▶ _Problem to work on_
Pick every line with "owner" from the material below.
- - -
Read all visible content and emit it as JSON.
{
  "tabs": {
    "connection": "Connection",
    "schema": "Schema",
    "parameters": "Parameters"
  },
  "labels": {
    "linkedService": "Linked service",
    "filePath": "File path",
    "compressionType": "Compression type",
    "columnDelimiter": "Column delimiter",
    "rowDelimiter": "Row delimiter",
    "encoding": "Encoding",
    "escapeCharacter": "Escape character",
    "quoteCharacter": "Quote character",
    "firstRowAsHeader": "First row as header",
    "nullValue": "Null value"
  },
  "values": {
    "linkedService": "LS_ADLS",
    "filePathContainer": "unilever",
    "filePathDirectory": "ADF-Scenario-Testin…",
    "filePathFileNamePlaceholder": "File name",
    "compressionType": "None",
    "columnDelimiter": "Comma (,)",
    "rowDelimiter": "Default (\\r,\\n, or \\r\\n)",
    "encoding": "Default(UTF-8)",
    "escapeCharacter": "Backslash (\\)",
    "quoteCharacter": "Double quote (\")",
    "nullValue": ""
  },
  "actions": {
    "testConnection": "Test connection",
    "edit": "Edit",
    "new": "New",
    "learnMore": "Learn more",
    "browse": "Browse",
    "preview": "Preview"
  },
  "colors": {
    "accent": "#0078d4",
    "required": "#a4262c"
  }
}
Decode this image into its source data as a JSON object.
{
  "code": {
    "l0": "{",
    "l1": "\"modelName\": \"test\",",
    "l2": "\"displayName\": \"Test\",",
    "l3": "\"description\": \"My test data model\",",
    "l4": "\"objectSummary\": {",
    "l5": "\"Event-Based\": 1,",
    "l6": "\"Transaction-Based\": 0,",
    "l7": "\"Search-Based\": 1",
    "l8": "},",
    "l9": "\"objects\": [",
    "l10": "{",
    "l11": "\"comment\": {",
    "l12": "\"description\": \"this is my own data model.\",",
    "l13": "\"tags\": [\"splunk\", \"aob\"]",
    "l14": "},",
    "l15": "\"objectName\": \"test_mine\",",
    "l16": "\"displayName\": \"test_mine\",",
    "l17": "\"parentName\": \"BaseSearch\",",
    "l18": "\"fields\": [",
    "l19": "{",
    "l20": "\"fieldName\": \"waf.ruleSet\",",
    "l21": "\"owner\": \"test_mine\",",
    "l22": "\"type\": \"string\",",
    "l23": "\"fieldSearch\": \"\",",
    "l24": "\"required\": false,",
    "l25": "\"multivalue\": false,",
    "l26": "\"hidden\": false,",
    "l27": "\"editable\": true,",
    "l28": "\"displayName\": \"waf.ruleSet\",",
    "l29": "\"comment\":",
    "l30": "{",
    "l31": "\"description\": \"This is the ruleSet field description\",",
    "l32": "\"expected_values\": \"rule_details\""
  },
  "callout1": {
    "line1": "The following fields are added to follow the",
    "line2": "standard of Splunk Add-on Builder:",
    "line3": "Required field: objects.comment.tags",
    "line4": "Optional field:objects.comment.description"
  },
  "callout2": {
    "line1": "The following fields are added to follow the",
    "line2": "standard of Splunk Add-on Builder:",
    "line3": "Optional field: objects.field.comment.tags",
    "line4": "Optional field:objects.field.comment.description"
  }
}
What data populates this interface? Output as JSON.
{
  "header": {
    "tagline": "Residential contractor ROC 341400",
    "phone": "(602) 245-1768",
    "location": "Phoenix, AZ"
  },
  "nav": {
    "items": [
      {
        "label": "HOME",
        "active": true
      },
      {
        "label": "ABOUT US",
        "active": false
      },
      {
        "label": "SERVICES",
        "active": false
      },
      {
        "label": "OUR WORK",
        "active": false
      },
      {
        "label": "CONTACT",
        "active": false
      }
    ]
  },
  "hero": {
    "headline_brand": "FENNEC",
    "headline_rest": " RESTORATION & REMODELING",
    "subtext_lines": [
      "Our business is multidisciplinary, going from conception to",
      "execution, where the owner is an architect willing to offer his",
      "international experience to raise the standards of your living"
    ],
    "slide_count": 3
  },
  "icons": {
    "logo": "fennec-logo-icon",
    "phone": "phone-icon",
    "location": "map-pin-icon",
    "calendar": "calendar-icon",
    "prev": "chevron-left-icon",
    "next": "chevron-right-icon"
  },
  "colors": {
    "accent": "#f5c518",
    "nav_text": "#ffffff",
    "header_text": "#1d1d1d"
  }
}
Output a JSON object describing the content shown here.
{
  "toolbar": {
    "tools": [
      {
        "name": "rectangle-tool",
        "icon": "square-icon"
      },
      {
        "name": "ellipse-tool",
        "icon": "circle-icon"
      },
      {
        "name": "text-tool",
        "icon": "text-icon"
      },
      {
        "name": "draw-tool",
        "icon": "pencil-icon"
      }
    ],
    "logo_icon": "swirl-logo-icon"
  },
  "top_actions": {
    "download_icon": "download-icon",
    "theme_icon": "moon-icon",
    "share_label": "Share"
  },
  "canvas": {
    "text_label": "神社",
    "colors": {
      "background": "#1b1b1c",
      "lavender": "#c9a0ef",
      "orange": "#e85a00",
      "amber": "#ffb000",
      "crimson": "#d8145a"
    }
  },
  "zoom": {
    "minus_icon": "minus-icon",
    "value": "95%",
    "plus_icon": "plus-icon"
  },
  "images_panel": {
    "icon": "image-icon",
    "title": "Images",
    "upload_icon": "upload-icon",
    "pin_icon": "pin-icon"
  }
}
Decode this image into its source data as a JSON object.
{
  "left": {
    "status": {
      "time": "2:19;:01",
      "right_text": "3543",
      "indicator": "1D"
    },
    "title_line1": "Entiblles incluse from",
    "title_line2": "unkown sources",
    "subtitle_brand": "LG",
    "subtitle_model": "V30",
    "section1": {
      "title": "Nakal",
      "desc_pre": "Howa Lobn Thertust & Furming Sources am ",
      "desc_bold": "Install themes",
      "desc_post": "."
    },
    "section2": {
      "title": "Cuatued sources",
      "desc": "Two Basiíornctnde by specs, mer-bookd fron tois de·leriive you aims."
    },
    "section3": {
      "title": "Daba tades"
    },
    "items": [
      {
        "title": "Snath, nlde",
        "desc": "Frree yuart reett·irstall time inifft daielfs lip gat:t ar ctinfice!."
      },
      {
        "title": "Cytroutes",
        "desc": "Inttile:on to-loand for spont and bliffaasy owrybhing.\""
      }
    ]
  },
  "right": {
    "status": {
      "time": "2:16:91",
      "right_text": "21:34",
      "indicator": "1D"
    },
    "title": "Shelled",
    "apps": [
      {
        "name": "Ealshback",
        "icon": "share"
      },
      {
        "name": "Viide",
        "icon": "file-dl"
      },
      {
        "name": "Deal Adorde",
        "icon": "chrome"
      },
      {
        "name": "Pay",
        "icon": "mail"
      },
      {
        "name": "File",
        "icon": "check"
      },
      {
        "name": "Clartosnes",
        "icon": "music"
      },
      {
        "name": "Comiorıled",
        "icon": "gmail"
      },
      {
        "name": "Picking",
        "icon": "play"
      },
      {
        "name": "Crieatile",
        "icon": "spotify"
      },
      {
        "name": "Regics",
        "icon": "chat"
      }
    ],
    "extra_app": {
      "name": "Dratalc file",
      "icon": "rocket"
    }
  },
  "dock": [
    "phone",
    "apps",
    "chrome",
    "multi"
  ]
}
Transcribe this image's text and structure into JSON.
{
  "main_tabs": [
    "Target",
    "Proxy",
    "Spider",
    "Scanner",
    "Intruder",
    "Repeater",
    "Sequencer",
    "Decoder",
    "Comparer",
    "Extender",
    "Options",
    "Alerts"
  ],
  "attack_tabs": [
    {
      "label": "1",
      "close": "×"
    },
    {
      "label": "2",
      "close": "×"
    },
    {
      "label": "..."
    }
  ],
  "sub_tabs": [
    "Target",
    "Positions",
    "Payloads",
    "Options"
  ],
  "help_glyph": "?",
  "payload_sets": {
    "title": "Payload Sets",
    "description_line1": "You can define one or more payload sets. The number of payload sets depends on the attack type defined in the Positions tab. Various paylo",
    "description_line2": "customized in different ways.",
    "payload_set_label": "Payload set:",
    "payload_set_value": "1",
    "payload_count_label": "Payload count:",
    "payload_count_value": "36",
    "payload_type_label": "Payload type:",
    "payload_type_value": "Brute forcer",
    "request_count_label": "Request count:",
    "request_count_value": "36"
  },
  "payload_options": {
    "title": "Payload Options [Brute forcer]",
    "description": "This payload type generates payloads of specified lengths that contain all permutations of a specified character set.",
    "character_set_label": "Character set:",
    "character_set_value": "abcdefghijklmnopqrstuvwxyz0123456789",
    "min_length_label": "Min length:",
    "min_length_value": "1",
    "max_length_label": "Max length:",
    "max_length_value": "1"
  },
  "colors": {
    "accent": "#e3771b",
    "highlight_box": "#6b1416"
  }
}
- - -
▶ _Correct answer_
    "l21": "\"owner\": \"test_mine\",",
      "execution, where the owner is an architect willing to offer his",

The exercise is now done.